Task statement
Render every line of the records as a JSON list of strings, one string per line, skipping blank lines.
-- start of Supplied material --
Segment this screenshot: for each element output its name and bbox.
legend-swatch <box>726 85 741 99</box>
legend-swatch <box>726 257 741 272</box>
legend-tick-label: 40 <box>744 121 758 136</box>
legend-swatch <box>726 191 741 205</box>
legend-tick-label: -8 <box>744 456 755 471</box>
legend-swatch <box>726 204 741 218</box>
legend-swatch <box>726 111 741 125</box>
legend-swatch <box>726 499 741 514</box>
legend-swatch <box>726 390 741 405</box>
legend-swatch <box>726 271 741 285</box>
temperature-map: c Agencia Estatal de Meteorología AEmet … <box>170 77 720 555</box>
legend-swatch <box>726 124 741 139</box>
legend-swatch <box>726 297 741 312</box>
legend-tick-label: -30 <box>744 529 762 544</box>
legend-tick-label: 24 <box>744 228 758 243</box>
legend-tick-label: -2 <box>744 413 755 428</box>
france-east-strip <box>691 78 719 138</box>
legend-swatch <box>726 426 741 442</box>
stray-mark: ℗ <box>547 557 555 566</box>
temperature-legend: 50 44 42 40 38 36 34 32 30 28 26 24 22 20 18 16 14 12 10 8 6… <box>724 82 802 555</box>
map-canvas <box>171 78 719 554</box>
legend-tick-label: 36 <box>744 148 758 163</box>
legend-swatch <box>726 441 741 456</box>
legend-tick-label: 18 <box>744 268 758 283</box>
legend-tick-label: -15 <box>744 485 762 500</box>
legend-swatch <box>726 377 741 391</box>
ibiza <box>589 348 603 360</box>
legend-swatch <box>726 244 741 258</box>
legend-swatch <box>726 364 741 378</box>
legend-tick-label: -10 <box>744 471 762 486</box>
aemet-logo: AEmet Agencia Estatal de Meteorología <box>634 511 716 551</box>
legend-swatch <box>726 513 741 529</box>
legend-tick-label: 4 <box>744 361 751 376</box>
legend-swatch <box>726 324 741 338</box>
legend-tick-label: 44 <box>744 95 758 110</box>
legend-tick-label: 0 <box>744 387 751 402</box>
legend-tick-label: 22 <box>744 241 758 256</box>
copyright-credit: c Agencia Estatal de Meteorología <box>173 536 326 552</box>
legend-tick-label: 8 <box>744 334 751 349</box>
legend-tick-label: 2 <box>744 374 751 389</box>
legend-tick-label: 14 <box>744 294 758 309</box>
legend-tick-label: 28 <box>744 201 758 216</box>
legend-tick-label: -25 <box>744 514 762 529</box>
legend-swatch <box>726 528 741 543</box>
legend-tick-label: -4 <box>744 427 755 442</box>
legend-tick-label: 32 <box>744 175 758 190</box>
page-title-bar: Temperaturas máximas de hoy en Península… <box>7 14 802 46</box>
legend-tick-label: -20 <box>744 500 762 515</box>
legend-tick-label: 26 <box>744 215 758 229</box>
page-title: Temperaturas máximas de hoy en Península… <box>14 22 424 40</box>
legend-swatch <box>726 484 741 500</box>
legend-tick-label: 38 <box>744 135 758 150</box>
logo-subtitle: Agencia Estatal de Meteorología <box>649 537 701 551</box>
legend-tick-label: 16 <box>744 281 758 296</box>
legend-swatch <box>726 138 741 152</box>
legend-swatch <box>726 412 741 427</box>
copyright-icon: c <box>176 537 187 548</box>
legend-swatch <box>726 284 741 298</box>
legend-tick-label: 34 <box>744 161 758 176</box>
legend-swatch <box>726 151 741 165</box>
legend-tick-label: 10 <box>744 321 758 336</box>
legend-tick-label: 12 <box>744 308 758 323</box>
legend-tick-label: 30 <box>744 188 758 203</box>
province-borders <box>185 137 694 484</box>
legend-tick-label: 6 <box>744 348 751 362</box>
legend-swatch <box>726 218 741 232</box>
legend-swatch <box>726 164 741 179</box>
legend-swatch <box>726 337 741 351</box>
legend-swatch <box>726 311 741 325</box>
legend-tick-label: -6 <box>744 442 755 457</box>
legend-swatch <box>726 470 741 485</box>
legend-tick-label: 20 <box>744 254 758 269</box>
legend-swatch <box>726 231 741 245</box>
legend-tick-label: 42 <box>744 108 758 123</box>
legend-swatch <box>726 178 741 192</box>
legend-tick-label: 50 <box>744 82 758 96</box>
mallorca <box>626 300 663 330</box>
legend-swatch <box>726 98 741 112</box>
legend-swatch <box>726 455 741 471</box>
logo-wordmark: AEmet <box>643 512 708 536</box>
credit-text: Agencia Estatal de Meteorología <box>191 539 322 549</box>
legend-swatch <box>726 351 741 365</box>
-- end of Supplied material --
Task output
[
  "Segment this screenshot: for each element output its name and bbox.",
  "legend-swatch <box>726 85 741 99</box>",
  "legend-swatch <box>726 257 741 272</box>",
  "legend-tick-label: 40 <box>744 121 758 136</box>",
  "legend-swatch <box>726 191 741 205</box>",
  "legend-tick-label: -8 <box>744 456 755 471</box>",
  "legend-swatch <box>726 204 741 218</box>",
  "legend-swatch <box>726 111 741 125</box>",
  "legend-swatch <box>726 499 741 514</box>",
  "legend-swatch <box>726 390 741 405</box>",
  "legend-swatch <box>726 271 741 285</box>",
  "temperature-map: c Agencia Estatal de Meteorología AEmet … <box>170 77 720 555</box>",
  "legend-swatch <box>726 124 741 139</box>",
  "legend-swatch <box>726 297 741 312</box>",
  "legend-tick-label: -30 <box>744 529 762 544</box>",
  "legend-tick-label: 24 <box>744 228 758 243</box>",
  "legend-tick-label: -2 <box>744 413 755 428</box>",
  "france-east-strip <box>691 78 719 138</box>",
  "legend-swatch <box>726 426 741 442</box>",
  "stray-mark: ℗ <box>547 557 555 566</box>",
  "temperature-legend: 50 44 42 40 38 36 34 32 30 28 26 24 22 20 18 16 14 12 10 8 6… <box>724 82 802 555</box>",
  "map-canvas <box>171 78 719 554</box>",
  "legend-tick-label: 36 <box>744 148 758 163</box>",
  "legend-swatch <box>726 441 741 456</box>",
  "legend-tick-label: 18 <box>744 268 758 283</box>",
  "legend-tick-label: -15 <box>744 485 762 500</box>",
  "legend-swatch <box>726 377 741 391</box>",
  "ibiza <box>589 348 603 360</box>",
  "legend-swatch <box>726 244 741 258</box>",
  "legend-swatch <box>726 364 741 378</box>",
  "legend-tick-label: -10 <box>744 471 762 486</box>",
  "aemet-logo: AEmet Agencia Estatal de Meteorología <box>634 511 716 551</box>",
  "legend-swatch <box>726 513 741 529</box>",
  "legend-tick-label: 4 <box>744 361 751 376</box>",
  "legend-swatch <box>726 324 741 338</box>",
  "legend-tick-label: 44 <box>744 95 758 110</box>",
  "legend-tick-label: 0 <box>744 387 751 402</box>",
  "legend-tick-label: 22 <box>744 241 758 256</box>",
  "copyright-credit: c Agencia Estatal de Meteorología <box>173 536 326 552</box>",
  "legend-tick-label: 8 <box>744 334 751 349</box>",
  "legend-tick-label: 2 <box>744 374 751 389</box>",
  "legend-tick-label: 14 <box>744 294 758 309</box>",
  "legend-tick-label: 28 <box>744 201 758 216</box>",
  "legend-tick-label: -25 <box>744 514 762 529</box>",
  "legend-swatch <box>726 528 741 543</box>",
  "legend-tick-label: -4 <box>744 427 755 442</box>",
  "legend-tick-label: 32 <box>744 175 758 190</box>",
  "page-title-bar: Temperaturas máximas de hoy en Península… <box>7 14 802 46</box>",
  "legend-tick-label: -20 <box>744 500 762 515</box>",
  "legend-tick-label: 26 <box>744 215 758 229</box>",
  "page-title: Temperaturas máximas de hoy en Península… <box>14 22 424 40</box>",
  "legend-swatch <box>726 484 741 500</box>",
  "legend-tick-label: 38 <box>744 135 758 150</box>",
  "logo-subtitle: Agencia Estatal de Meteorología <box>649 537 701 551</box>",
  "legend-tick-label: 16 <box>744 281 758 296</box>",
  "legend-swatch <box>726 138 741 152</box>",
  "legend-swatch <box>726 412 741 427</box>",
  "copyright-icon: c <box>176 537 187 548</box>",
  "legend-swatch <box>726 284 741 298</box>",
  "legend-tick-label: 34 <box>744 161 758 176</box>",
  "legend-swatch <box>726 151 741 165</box>",
  "legend-tick-label: 10 <box>744 321 758 336</box>",
  "legend-tick-label: 12 <box>744 308 758 323</box>",
  "legend-tick-label: 30 <box>744 188 758 203</box>",
  "province-borders <box>185 137 694 484</box>",
  "legend-tick-label: 6 <box>744 348 751 362</box>",
  "legend-swatch <box>726 218 741 232</box>",
  "legend-swatch <box>726 164 741 179</box>",
  "legend-swatch <box>726 337 741 351</box>",
  "legend-swatch <box>726 311 741 325</box>",
  "legend-tick-label: -6 <box>744 442 755 457</box>",
  "legend-swatch <box>726 470 741 485</box>",
  "legend-tick-label: 20 <box>744 254 758 269</box>",
  "legend-swatch <box>726 231 741 245</box>",
  "legend-tick-label: 42 <box>744 108 758 123</box>",
  "legend-swatch <box>726 178 741 192</box>",
  "legend-tick-label: 50 <box>744 82 758 96</box>",
  "mallorca <box>626 300 663 330</box>",
  "legend-swatch <box>726 98 741 112</box>",
  "legend-swatch <box>726 455 741 471</box>",
  "logo-wordmark: AEmet <box>643 512 708 536</box>",
  "credit-text: Agencia Estatal de Meteorología <box>191 539 322 549</box>",
  "legend-swatch <box>726 351 741 365</box>"
]